**Things to do**
- a) Reproduce, word for word, the part of the flight review below that opens with the words containing "Nice seats. Premium" and closes with "the previous experiment.".
- b) Please judge whether each statement agrees with the flight review below, giving yes or no and quoting the deciding words: (i) Premium Economy was full on this flight; (ii) the breakfast scrambled eggs earned a rating of 8/10; (iii) the DPD app replaced the beige landing card.
Provided text: Begin
LAX-SYD QF12 Boeing Big Plane Of Some Sort

Nice seats. Premium Economy was full, so I had someone next to me, but it wasn’t too bad space-wise. Interesting that the overnight bag is of a new design — gone is the faux-demin looking thing branded by a perfume company; this is a black thing with the word QANTAS stitched on it. Haven’t opened either to compare them.

No WP welcome at all on this flight; but the simple trick of the FA greeting me at mealtimes with “Mr Cridland” was a great and welcome thing. And the mealtimes were much, much better — US catering being better than Australian catering is unusual, but the evening meal was decent, and the breakfast scrambled eggs were a solid 6/10 — creamy and tasted of egg, rather than the previous experiment.

Service was attentive and friendly. Unusually, the FA spoke knowledgeably about the beers available on board (correctly identifying Boags as being a lager from Tasmania, and the addition of Little Creatures on this flight was good). It’s a source of disappointment to me that Qantas, which cares so much about wine, just dumps Australian beer as a line item at the bottom of their menu. We have a vibrant craft beer industry in this country, and QF should do better than not even bother to identify what they take.

Upon landing, the announcement started with an acknowledgement of country to the Gamayngal people — never heard that before. That was very welcome. Good for them.

And then, the utter cluster fuck that is Sydney Airport.

We start by being directed to the wrong baggage collection. I waited hopefully for my bag to be delivered, but it wasn’t, and just as I was walking round the belt working out where to go and report it, it turns out that I (and a few other passengers) had emerged early enough from the plane to have been displayed the wrong baggage carousel. We all dutifully troop over to the right one.

The DPD app that I’d spent a long time filling out? It doesn’t replace anything. There’s still a beige landing card to fill out (with the squares to write your answers in carefully printed to be the same colour as the aircraft lighting); and still the pointless machines that give you a card to feed into a different machine further down the row. There seems little point for either of these.

Upon doing that, and bypassing via a mobile phone store to swap my SIM back to Optus, I head to the domestic transfer. This used to be a well-oiled system: give them your bag, wait for ten minutes maximum inside, and a short airside bus ride to the domestic terminal. Now, though, you go inside for bag dropoff, then come back to wait outside in the rain for a long landside ride. The bus in front didn’t have space to take us.

The lady in the queue next to me, flustered at a short connection time, all of a sudden let out a loud sigh. Her fancy knitted jumper had fallen off somewhere between security and here, and she’d lost it. I remember that I’d walked past a fancy knitted jumper, so asked her which flight she was on (just in case I lost her), and quietly went off in search for it — finding it close to where I’d seen it. That was a good way to spend queuing time. She was very grateful when I came back, a little out of breath with glasses steamed up.
Provided text: End
Data for analysis: Begin
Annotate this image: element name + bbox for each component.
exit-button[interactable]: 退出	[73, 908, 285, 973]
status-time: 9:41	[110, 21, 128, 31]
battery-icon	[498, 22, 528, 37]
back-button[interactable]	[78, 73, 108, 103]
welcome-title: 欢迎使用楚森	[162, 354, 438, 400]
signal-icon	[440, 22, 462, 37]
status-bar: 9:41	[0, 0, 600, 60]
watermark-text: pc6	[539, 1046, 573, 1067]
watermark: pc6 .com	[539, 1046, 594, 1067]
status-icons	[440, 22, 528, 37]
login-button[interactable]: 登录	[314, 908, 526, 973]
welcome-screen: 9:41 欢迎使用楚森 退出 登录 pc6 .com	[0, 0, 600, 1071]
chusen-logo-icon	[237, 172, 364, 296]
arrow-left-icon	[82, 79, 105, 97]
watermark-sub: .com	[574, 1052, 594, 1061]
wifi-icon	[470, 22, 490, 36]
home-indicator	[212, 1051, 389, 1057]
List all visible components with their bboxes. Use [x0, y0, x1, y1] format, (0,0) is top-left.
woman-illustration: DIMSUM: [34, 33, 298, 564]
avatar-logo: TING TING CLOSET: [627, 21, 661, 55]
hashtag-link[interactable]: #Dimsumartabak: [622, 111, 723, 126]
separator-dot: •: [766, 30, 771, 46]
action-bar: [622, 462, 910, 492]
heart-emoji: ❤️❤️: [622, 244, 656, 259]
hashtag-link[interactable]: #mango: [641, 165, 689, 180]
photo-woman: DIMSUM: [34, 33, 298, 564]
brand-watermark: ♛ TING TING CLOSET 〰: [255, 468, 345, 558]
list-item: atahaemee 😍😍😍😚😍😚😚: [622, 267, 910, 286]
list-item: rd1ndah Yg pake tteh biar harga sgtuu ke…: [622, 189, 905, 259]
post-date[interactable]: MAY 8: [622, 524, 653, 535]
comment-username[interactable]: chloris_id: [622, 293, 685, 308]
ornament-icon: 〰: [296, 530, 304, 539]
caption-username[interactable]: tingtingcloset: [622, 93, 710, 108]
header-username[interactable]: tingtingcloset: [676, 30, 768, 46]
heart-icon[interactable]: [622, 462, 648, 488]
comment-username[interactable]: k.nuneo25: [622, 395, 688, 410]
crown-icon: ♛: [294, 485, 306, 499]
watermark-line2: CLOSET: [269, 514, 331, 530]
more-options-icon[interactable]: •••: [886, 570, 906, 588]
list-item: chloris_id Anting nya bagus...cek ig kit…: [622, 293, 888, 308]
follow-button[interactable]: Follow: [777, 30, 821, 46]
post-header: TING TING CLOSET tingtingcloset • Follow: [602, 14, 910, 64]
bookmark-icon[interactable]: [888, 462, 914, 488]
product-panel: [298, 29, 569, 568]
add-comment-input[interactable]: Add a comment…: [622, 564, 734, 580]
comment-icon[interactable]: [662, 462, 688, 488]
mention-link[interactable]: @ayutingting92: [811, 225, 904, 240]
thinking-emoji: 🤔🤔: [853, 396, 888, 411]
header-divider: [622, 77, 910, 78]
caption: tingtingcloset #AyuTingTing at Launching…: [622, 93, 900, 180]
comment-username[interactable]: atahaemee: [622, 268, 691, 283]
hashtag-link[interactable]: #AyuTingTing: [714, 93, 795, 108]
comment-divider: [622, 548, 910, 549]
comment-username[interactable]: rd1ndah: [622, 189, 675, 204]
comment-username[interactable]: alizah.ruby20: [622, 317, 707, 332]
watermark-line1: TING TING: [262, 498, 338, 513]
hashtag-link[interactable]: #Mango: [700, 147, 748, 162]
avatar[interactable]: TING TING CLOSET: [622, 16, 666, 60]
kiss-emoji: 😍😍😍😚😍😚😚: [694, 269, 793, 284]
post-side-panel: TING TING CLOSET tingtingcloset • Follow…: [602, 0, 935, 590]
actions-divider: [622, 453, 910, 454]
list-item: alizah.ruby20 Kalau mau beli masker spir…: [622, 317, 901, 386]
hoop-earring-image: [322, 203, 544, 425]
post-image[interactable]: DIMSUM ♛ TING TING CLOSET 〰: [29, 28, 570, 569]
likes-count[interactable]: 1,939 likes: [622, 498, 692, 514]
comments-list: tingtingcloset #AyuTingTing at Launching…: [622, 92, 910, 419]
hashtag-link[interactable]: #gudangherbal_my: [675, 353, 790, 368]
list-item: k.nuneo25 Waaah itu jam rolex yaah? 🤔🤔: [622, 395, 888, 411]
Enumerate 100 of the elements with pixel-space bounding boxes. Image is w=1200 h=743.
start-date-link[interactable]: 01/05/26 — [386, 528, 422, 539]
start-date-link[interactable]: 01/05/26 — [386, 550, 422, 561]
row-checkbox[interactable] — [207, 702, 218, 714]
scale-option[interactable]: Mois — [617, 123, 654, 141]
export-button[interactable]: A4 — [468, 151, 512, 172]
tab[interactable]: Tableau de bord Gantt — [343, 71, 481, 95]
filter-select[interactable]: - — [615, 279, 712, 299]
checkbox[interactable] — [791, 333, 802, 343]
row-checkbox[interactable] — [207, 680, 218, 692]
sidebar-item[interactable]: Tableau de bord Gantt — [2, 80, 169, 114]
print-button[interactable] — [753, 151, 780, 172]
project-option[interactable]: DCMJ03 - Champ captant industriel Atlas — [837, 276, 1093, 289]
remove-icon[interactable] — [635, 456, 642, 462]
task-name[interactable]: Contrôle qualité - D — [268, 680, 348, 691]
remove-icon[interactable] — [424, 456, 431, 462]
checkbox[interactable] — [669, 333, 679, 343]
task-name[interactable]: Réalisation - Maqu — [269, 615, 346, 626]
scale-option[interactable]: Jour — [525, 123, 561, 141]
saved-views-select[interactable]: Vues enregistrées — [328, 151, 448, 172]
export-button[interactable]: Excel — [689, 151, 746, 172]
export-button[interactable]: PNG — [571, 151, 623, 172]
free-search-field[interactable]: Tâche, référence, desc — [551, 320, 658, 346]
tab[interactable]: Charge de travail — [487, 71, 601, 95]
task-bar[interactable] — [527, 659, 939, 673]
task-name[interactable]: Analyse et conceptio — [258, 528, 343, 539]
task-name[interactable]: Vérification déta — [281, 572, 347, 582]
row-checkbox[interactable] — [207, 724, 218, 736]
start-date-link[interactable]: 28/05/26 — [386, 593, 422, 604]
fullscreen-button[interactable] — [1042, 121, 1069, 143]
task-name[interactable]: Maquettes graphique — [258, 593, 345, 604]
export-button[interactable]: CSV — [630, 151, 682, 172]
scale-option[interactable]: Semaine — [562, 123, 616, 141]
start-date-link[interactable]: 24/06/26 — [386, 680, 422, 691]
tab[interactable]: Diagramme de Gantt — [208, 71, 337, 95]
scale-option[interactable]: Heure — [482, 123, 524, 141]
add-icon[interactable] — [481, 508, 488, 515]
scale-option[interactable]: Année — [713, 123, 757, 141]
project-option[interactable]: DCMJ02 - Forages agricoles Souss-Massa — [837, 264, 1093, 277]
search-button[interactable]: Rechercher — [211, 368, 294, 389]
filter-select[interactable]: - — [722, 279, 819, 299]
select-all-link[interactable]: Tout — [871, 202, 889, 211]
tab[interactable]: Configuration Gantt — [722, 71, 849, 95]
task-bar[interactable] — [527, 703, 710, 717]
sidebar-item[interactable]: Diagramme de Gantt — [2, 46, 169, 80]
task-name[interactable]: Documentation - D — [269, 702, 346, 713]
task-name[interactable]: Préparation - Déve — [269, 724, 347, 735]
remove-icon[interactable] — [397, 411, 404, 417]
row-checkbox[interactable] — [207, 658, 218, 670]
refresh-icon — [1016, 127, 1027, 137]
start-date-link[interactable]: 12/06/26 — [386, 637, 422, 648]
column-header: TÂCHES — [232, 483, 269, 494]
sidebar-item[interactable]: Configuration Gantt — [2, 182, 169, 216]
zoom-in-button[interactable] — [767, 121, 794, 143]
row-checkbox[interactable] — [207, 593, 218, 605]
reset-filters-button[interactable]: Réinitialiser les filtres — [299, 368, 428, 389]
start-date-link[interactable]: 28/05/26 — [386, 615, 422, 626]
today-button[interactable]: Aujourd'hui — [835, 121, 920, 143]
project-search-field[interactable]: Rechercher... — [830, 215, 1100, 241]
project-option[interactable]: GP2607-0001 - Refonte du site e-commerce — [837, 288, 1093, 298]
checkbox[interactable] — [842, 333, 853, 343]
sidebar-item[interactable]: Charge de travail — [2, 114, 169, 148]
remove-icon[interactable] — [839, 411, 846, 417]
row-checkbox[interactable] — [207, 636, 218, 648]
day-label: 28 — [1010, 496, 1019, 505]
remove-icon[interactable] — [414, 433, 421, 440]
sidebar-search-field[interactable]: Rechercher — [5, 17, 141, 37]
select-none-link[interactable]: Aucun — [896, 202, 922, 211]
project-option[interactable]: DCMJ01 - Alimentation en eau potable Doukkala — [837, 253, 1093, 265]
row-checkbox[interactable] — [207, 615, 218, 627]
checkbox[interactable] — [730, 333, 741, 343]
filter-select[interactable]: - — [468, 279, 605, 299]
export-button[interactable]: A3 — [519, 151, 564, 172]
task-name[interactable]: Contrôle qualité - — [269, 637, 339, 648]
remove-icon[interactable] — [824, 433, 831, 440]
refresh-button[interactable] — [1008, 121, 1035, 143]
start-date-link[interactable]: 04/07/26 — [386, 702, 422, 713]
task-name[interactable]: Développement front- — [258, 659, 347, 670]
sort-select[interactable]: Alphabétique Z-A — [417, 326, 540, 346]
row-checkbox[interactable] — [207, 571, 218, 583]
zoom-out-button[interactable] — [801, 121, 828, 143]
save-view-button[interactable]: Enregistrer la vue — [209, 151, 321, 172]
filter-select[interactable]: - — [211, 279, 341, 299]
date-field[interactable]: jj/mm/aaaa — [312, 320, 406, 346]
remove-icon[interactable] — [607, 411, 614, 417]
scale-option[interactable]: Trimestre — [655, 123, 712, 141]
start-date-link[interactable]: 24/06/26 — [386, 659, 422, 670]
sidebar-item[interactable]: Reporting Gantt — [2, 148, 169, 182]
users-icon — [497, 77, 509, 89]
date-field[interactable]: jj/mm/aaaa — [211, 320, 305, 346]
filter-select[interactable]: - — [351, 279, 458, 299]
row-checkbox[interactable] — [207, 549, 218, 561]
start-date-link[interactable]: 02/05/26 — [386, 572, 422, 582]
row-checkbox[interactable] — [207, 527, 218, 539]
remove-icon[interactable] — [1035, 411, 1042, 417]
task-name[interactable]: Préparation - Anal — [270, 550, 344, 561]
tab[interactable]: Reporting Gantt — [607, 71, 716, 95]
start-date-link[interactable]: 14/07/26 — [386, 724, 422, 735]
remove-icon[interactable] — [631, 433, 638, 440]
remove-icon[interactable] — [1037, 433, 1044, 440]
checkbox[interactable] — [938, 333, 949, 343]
Data for analysis: End
**Outputs in order**
- a)
Nice seats. Premium Economy was full, so I had someone next to me, but it wasn’t too bad space-wise. Interesting that the overnight bag is of a new design — gone is the faux-demin looking thing branded by a perfume company; this is a black thing with the word QANTAS stitched on it. Haven’t opened either to compare them.

No WP welcome at all on this flight; but the simple trick of the FA greeting me at mealtimes with “Mr Cridland” was a great and welcome thing. And the mealtimes were much, much better — US catering being better than Australian catering is unusual, but the evening meal was decent, and the breakfast scrambled eggs were a solid 6/10 — creamy and tasted of egg, rather than the previous experiment.

- b)
(i) Yes: "Premium Economy was full, so I had someone next to me"
(ii) No: "the breakfast scrambled eggs were a solid 6/10"
(iii) No: "It doesn’t replace anything. There’s still a beige landing card to fill out"